[Begin]

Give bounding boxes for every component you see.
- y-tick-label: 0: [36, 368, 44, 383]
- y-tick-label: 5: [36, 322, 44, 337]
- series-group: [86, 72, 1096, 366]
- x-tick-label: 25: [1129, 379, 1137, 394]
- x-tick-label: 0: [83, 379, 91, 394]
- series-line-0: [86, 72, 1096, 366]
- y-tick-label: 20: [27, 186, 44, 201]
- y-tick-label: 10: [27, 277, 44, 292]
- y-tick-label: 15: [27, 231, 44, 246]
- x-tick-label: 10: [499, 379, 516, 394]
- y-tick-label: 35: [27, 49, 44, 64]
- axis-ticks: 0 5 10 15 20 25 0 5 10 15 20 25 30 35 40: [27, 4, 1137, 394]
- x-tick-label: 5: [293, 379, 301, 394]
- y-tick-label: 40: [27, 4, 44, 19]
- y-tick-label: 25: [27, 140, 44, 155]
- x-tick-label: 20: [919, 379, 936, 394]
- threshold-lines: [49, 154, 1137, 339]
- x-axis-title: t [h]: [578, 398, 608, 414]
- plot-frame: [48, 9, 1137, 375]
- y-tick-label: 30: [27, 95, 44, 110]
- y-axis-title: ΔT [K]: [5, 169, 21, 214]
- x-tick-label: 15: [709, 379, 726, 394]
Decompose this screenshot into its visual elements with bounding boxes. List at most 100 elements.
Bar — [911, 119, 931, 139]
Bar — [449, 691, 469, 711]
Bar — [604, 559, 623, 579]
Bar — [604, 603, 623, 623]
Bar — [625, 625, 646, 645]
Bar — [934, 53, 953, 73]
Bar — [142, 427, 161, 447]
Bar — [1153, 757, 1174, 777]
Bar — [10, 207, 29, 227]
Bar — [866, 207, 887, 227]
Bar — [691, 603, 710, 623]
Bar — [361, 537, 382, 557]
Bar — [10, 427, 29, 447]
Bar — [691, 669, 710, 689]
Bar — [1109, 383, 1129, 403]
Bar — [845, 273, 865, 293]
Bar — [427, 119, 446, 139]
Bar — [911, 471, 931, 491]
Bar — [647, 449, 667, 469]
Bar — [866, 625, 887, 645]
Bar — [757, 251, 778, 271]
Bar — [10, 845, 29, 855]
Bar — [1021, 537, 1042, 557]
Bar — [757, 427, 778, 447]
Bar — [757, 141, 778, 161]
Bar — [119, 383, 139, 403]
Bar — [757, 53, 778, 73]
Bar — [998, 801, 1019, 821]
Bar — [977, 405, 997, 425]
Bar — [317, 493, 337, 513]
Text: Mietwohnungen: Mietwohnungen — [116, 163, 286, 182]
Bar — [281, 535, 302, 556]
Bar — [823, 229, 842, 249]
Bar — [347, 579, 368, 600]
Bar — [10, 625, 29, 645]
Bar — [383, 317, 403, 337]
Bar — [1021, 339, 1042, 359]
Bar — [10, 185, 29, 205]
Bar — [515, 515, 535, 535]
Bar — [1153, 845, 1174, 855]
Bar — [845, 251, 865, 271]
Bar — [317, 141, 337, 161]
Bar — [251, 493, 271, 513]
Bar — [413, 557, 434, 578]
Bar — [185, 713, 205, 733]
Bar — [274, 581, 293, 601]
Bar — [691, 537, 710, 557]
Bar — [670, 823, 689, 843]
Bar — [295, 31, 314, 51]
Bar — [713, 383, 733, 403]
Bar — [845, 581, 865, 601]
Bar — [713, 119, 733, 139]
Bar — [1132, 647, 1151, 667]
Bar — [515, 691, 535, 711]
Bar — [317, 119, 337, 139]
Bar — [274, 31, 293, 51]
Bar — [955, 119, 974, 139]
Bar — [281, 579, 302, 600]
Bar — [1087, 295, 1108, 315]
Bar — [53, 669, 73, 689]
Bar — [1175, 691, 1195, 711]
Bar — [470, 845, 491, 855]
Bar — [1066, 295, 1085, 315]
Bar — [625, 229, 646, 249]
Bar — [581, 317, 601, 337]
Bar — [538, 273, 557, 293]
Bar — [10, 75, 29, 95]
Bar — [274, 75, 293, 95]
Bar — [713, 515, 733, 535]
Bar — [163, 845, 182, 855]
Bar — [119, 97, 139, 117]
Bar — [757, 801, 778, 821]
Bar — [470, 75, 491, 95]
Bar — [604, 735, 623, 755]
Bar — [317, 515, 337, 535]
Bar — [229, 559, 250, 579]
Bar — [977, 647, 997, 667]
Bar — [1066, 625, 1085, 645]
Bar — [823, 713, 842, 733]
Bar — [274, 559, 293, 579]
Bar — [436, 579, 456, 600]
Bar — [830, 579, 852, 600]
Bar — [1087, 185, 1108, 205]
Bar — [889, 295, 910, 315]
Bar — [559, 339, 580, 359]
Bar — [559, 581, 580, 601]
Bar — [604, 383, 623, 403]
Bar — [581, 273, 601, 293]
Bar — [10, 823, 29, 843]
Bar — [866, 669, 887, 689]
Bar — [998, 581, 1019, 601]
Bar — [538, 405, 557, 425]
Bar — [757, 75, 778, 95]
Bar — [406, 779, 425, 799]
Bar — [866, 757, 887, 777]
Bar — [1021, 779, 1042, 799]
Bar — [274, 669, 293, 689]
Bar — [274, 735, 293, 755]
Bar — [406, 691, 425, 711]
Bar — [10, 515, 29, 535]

[End]

> [What is needed]
Rewrite all of the lines above, changing every occurrence of "y-tick-label" to "y-axis-label" and leaving everything else as it is.

> [Exercise output]
Give bounding boxes for every component you see.
- y-axis-label: 0: [36, 368, 44, 383]
- y-axis-label: 5: [36, 322, 44, 337]
- series-group: [86, 72, 1096, 366]
- x-tick-label: 25: [1129, 379, 1137, 394]
- x-tick-label: 0: [83, 379, 91, 394]
- series-line-0: [86, 72, 1096, 366]
- y-axis-label: 20: [27, 186, 44, 201]
- y-axis-label: 10: [27, 277, 44, 292]
- y-axis-label: 15: [27, 231, 44, 246]
- x-tick-label: 10: [499, 379, 516, 394]
- y-axis-label: 35: [27, 49, 44, 64]
- axis-ticks: 0 5 10 15 20 25 0 5 10 15 20 25 30 35 40: [27, 4, 1137, 394]
- x-tick-label: 5: [293, 379, 301, 394]
- y-axis-label: 40: [27, 4, 44, 19]
- y-axis-label: 25: [27, 140, 44, 155]
- x-tick-label: 20: [919, 379, 936, 394]
- threshold-lines: [49, 154, 1137, 339]
- x-axis-title: t [h]: [578, 398, 608, 414]
- plot-frame: [48, 9, 1137, 375]
- y-axis-label: 30: [27, 95, 44, 110]
- y-axis-title: ΔT [K]: [5, 169, 21, 214]
- x-tick-label: 15: [709, 379, 726, 394]
Decompose this screenshot into its visual elements with bounding boxes. List at most 100 elements.
Bar — [911, 119, 931, 139]
Bar — [449, 691, 469, 711]
Bar — [604, 559, 623, 579]
Bar — [604, 603, 623, 623]
Bar — [625, 625, 646, 645]
Bar — [934, 53, 953, 73]
Bar — [142, 427, 161, 447]
Bar — [1153, 757, 1174, 777]
Bar — [10, 207, 29, 227]
Bar — [866, 207, 887, 227]
Bar — [691, 603, 710, 623]
Bar — [361, 537, 382, 557]
Bar — [10, 427, 29, 447]
Bar — [691, 669, 710, 689]
Bar — [1109, 383, 1129, 403]
Bar — [845, 273, 865, 293]
Bar — [427, 119, 446, 139]
Bar — [911, 471, 931, 491]
Bar — [647, 449, 667, 469]
Bar — [866, 625, 887, 645]
Bar — [757, 251, 778, 271]
Bar — [10, 845, 29, 855]
Bar — [1021, 537, 1042, 557]
Bar — [757, 427, 778, 447]
Bar — [757, 141, 778, 161]
Bar — [119, 383, 139, 403]
Bar — [757, 53, 778, 73]
Bar — [998, 801, 1019, 821]
Bar — [977, 405, 997, 425]
Bar — [317, 493, 337, 513]
Text: Mietwohnungen: Mietwohnungen — [116, 163, 286, 182]
Bar — [281, 535, 302, 556]
Bar — [823, 229, 842, 249]
Bar — [347, 579, 368, 600]
Bar — [10, 625, 29, 645]
Bar — [383, 317, 403, 337]
Bar — [1021, 339, 1042, 359]
Bar — [10, 185, 29, 205]
Bar — [515, 515, 535, 535]
Bar — [1153, 845, 1174, 855]
Bar — [845, 251, 865, 271]
Bar — [317, 141, 337, 161]
Bar — [251, 493, 271, 513]
Bar — [413, 557, 434, 578]
Bar — [185, 713, 205, 733]
Bar — [274, 581, 293, 601]
Bar — [691, 537, 710, 557]
Bar — [670, 823, 689, 843]
Bar — [295, 31, 314, 51]
Bar — [713, 383, 733, 403]
Bar — [845, 581, 865, 601]
Bar — [713, 119, 733, 139]
Bar — [1132, 647, 1151, 667]
Bar — [515, 691, 535, 711]
Bar — [317, 119, 337, 139]
Bar — [274, 31, 293, 51]
Bar — [955, 119, 974, 139]
Bar — [281, 579, 302, 600]
Bar — [1087, 295, 1108, 315]
Bar — [53, 669, 73, 689]
Bar — [1175, 691, 1195, 711]
Bar — [470, 845, 491, 855]
Bar — [1066, 295, 1085, 315]
Bar — [625, 229, 646, 249]
Bar — [581, 317, 601, 337]
Bar — [538, 273, 557, 293]
Bar — [10, 75, 29, 95]
Bar — [274, 75, 293, 95]
Bar — [713, 515, 733, 535]
Bar — [163, 845, 182, 855]
Bar — [119, 97, 139, 117]
Bar — [757, 801, 778, 821]
Bar — [470, 75, 491, 95]
Bar — [604, 735, 623, 755]
Bar — [317, 515, 337, 535]
Bar — [229, 559, 250, 579]
Bar — [977, 647, 997, 667]
Bar — [1066, 625, 1085, 645]
Bar — [823, 713, 842, 733]
Bar — [274, 559, 293, 579]
Bar — [436, 579, 456, 600]
Bar — [830, 579, 852, 600]
Bar — [1087, 185, 1108, 205]
Bar — [889, 295, 910, 315]
Bar — [559, 339, 580, 359]
Bar — [559, 581, 580, 601]
Bar — [604, 383, 623, 403]
Bar — [581, 273, 601, 293]
Bar — [10, 823, 29, 843]
Bar — [866, 669, 887, 689]
Bar — [998, 581, 1019, 601]
Bar — [538, 405, 557, 425]
Bar — [757, 75, 778, 95]
Bar — [406, 779, 425, 799]
Bar — [866, 757, 887, 777]
Bar — [1021, 779, 1042, 799]
Bar — [274, 669, 293, 689]
Bar — [274, 735, 293, 755]
Bar — [406, 691, 425, 711]
Bar — [10, 515, 29, 535]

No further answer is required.